▶ _Dataset excerpts_

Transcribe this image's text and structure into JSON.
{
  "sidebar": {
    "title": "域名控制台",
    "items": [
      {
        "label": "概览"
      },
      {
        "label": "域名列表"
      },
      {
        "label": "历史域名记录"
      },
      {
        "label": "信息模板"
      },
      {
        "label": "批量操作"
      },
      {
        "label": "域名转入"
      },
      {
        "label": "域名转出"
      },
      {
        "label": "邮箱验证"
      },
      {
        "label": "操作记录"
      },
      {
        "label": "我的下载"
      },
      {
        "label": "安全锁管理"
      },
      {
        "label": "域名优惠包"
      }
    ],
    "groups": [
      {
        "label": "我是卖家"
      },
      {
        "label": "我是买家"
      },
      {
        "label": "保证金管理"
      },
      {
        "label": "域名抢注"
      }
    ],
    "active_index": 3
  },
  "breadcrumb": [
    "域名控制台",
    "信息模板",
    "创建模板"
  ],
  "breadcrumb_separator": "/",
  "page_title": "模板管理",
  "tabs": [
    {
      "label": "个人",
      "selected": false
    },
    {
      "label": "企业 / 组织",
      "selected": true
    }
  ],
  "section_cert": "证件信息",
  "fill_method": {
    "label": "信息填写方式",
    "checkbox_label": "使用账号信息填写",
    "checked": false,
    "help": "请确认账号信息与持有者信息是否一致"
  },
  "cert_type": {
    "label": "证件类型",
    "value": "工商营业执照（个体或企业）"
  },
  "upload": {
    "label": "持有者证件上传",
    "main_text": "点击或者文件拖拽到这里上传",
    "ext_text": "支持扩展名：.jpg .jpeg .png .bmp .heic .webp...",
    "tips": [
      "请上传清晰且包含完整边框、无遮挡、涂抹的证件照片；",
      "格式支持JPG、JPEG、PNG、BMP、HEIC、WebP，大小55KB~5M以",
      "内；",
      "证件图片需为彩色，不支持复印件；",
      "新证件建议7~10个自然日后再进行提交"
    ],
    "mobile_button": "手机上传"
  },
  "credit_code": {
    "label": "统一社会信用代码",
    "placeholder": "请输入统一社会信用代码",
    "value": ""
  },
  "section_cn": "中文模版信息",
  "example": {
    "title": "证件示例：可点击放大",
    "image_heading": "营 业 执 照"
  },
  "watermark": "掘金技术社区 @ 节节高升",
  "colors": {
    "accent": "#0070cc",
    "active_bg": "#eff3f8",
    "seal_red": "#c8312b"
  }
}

▶ _Your goal_
Copy every line of the records word for word.

▶ _Answer to the task_
Transcribe this image's text and structure into JSON.
{
  "sidebar": {
    "title": "域名控制台",
    "items": [
      {
        "label": "概览"
      },
      {
        "label": "域名列表"
      },
      {
        "label": "历史域名记录"
      },
      {
        "label": "信息模板"
      },
      {
        "label": "批量操作"
      },
      {
        "label": "域名转入"
      },
      {
        "label": "域名转出"
      },
      {
        "label": "邮箱验证"
      },
      {
        "label": "操作记录"
      },
      {
        "label": "我的下载"
      },
      {
        "label": "安全锁管理"
      },
      {
        "label": "域名优惠包"
      }
    ],
    "groups": [
      {
        "label": "我是卖家"
      },
      {
        "label": "我是买家"
      },
      {
        "label": "保证金管理"
      },
      {
        "label": "域名抢注"
      }
    ],
    "active_index": 3
  },
  "breadcrumb": [
    "域名控制台",
    "信息模板",
    "创建模板"
  ],
  "breadcrumb_separator": "/",
  "page_title": "模板管理",
  "tabs": [
    {
      "label": "个人",
      "selected": false
    },
    {
      "label": "企业 / 组织",
      "selected": true
    }
  ],
  "section_cert": "证件信息",
  "fill_method": {
    "label": "信息填写方式",
    "checkbox_label": "使用账号信息填写",
    "checked": false,
    "help": "请确认账号信息与持有者信息是否一致"
  },
  "cert_type": {
    "label": "证件类型",
    "value": "工商营业执照（个体或企业）"
  },
  "upload": {
    "label": "持有者证件上传",
    "main_text": "点击或者文件拖拽到这里上传",
    "ext_text": "支持扩展名：.jpg .jpeg .png .bmp .heic .webp...",
    "tips": [
      "请上传清晰且包含完整边框、无遮挡、涂抹的证件照片；",
      "格式支持JPG、JPEG、PNG、BMP、HEIC、WebP，大小55KB~5M以",
      "内；",
      "证件图片需为彩色，不支持复印件；",
      "新证件建议7~10个自然日后再进行提交"
    ],
    "mobile_button": "手机上传"
  },
  "credit_code": {
    "label": "统一社会信用代码",
    "placeholder": "请输入统一社会信用代码",
    "value": ""
  },
  "section_cn": "中文模版信息",
  "example": {
    "title": "证件示例：可点击放大",
    "image_heading": "营 业 执 照"
  },
  "watermark": "掘金技术社区 @ 节节高升",
  "colors": {
    "accent": "#0070cc",
    "active_bg": "#eff3f8",
    "seal_red": "#c8312b"
  }
}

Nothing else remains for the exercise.